[Records for processing]

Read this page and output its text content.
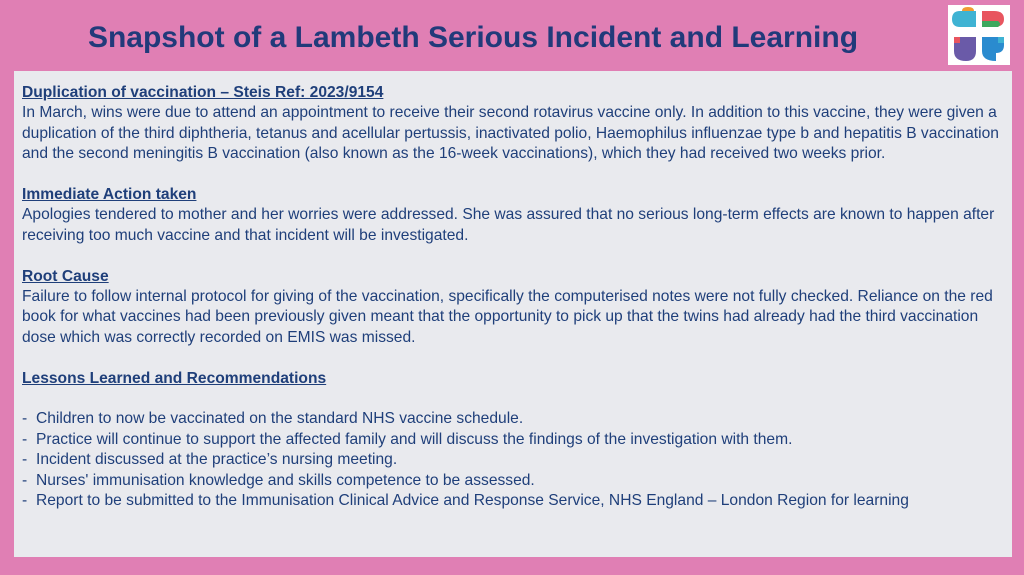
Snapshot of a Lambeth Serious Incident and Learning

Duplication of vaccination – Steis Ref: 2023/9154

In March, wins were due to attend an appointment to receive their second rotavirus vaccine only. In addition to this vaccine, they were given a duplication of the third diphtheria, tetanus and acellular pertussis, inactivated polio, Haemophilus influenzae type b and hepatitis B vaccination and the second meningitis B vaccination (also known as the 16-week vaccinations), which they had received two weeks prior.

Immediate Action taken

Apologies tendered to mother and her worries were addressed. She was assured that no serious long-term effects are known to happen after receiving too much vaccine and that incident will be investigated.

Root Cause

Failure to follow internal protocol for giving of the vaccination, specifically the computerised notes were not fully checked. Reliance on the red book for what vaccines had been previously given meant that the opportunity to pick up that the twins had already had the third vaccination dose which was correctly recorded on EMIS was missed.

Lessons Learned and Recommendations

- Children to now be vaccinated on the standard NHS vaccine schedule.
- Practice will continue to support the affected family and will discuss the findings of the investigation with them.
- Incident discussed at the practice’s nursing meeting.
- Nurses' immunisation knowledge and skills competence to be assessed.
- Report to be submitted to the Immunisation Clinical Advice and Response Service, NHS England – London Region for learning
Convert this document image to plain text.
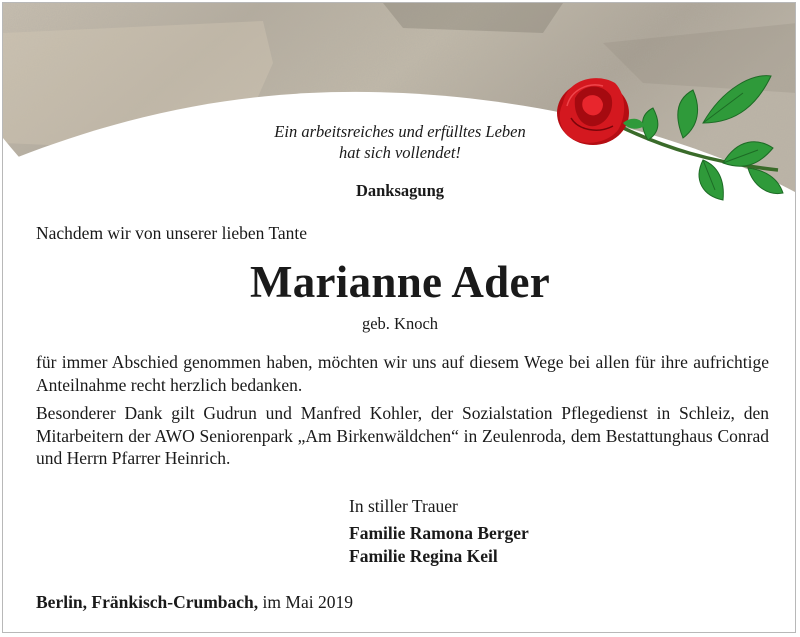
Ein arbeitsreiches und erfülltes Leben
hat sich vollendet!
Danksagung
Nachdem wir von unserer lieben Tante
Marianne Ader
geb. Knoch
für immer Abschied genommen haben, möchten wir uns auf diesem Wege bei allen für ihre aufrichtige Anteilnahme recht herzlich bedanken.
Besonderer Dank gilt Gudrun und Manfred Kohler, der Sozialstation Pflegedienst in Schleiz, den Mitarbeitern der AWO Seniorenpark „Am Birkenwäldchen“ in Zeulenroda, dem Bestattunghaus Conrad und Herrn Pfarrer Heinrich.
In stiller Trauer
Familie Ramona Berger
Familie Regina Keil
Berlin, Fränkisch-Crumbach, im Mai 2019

[/Records for processing]

Work item:
In the records above, how many lines contain the word "will"? Give the number alone.

Response area:
2